--- start ---
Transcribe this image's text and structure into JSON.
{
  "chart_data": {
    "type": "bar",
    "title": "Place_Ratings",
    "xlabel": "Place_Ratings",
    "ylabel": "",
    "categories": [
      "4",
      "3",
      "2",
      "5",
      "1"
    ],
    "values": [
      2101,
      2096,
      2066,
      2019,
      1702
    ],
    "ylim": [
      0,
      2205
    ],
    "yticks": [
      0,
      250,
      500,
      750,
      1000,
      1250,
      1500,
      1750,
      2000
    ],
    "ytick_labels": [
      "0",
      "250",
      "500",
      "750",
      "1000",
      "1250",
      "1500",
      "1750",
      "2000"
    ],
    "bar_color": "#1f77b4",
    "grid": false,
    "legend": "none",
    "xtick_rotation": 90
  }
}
--- end ---
--- start ---
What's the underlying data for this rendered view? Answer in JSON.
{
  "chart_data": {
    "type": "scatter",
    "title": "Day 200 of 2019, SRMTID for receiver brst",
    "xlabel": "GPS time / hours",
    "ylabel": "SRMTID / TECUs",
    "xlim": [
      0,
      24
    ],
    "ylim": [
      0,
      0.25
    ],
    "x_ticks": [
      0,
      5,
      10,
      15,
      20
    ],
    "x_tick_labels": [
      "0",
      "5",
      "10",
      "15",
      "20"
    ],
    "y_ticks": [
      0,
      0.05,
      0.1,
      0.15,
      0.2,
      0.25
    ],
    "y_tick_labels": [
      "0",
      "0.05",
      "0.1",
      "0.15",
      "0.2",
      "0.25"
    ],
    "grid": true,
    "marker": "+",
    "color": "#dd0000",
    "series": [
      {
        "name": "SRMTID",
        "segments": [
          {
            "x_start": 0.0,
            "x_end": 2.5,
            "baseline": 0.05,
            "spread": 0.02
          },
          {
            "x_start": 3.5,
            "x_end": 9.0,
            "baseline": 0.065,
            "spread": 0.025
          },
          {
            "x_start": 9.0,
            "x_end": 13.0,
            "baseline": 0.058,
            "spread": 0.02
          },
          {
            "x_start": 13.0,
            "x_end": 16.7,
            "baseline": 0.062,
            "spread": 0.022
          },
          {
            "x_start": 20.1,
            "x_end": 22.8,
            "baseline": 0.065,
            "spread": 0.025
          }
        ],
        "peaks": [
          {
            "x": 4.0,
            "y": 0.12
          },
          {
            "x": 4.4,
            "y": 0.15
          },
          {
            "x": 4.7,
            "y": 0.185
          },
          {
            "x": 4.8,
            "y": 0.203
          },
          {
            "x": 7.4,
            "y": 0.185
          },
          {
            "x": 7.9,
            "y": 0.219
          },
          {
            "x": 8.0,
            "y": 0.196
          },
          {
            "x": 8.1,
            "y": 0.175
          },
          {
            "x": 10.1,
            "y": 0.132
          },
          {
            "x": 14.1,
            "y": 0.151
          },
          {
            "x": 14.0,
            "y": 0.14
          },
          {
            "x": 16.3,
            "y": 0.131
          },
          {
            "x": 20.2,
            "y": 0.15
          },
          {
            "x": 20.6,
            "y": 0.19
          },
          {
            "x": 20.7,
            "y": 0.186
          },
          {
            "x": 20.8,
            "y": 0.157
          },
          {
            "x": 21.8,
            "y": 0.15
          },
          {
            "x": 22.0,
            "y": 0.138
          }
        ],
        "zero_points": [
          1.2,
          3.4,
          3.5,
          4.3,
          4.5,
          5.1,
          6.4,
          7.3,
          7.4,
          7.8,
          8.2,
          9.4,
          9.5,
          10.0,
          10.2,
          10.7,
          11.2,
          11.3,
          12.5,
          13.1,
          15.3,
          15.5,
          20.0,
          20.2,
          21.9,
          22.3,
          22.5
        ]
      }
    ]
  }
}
--- end ---
--- start ---
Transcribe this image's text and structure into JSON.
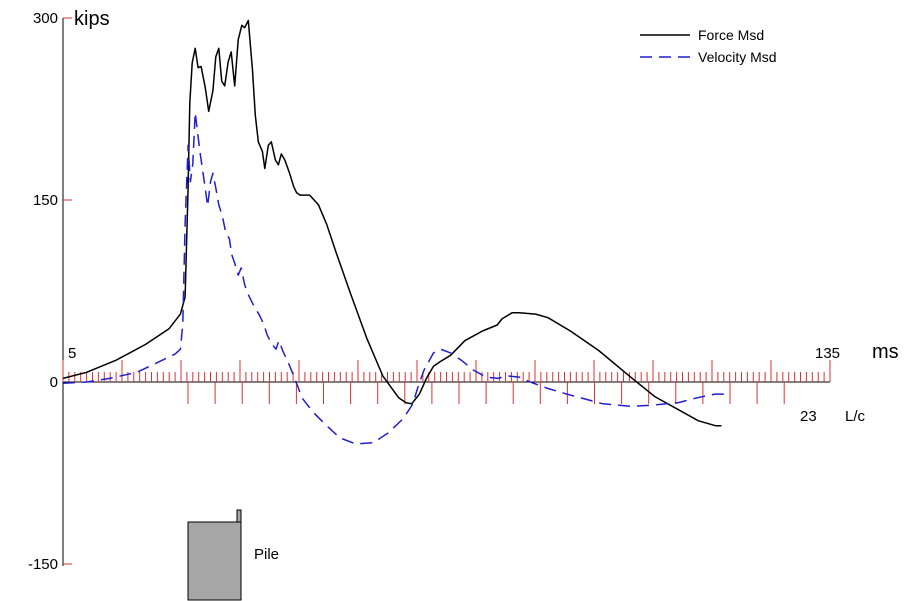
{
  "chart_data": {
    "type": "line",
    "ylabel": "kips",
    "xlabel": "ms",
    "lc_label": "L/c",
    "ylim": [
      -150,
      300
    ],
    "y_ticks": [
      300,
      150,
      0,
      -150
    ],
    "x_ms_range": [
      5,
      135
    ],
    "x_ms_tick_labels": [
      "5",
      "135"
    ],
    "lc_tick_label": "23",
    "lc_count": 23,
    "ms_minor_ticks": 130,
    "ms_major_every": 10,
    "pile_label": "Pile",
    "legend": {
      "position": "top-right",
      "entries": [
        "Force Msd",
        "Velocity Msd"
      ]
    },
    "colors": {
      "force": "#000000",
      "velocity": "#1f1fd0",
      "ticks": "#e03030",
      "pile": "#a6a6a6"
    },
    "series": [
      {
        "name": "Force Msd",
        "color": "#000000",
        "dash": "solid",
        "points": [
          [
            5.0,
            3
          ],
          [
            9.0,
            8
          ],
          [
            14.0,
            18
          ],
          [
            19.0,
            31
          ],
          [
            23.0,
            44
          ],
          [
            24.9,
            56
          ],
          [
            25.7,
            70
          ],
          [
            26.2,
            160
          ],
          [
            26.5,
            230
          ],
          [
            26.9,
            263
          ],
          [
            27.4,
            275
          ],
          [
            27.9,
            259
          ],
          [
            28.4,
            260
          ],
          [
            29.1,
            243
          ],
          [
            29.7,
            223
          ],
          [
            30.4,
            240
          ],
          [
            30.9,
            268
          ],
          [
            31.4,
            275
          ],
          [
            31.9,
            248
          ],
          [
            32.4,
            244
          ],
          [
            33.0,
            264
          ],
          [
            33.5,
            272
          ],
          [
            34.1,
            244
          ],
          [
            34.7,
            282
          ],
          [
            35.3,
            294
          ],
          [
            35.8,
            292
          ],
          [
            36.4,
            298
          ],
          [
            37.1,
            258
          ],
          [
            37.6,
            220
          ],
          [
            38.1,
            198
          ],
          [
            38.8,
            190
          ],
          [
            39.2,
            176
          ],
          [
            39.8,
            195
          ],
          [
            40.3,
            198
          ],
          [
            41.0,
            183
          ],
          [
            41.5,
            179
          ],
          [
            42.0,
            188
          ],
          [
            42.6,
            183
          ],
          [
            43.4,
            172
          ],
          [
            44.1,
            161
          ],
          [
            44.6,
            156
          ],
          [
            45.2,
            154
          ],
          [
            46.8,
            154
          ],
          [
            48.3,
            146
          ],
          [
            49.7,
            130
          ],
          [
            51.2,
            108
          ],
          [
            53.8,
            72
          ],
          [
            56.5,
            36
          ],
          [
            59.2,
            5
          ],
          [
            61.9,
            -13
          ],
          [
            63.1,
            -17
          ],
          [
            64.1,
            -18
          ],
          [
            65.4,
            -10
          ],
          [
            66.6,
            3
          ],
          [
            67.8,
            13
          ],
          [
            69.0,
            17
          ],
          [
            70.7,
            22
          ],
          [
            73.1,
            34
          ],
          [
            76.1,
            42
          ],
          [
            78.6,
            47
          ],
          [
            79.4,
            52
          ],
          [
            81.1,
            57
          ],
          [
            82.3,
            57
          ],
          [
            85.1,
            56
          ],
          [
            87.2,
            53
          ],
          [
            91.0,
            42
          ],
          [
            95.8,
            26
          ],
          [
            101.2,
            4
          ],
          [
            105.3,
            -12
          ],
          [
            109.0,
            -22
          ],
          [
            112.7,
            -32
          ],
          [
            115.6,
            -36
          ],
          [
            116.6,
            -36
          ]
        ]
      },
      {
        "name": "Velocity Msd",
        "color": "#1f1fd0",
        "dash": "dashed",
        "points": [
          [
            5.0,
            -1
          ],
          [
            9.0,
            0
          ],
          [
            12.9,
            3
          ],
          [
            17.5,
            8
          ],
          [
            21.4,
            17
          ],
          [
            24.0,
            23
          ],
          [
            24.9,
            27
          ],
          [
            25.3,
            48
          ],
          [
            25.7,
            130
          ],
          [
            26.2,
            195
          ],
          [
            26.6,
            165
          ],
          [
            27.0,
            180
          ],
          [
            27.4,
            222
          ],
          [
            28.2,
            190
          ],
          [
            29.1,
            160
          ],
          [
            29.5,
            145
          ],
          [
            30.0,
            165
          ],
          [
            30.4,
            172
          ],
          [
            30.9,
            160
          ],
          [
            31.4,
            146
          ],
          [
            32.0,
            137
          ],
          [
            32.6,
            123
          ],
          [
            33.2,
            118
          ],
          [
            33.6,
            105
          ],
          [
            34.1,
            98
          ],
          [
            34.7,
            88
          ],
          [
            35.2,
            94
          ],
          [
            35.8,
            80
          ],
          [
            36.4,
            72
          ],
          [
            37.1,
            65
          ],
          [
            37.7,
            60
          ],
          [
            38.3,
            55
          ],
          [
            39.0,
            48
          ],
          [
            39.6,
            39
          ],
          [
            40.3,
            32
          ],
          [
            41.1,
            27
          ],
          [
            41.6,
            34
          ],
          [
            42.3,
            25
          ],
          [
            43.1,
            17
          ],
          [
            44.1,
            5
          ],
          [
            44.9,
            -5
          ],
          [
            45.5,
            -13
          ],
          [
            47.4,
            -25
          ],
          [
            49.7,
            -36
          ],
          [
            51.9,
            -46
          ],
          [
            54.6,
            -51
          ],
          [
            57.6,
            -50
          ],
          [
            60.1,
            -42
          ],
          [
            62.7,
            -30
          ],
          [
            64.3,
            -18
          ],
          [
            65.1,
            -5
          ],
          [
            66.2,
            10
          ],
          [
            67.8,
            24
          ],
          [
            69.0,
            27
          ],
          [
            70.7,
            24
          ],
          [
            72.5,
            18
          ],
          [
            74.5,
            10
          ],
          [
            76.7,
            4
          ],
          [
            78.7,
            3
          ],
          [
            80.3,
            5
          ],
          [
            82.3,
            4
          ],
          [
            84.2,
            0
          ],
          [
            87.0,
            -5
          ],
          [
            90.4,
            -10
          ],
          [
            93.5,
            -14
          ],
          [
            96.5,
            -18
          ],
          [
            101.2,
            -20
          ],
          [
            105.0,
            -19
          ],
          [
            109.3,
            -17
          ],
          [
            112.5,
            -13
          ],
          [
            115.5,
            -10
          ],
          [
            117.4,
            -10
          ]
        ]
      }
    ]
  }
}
--- end ---
## [Short problem]
Work out the number of lines in this listing that include the word "xlabel". Reply with that number only.

## [Solution]
3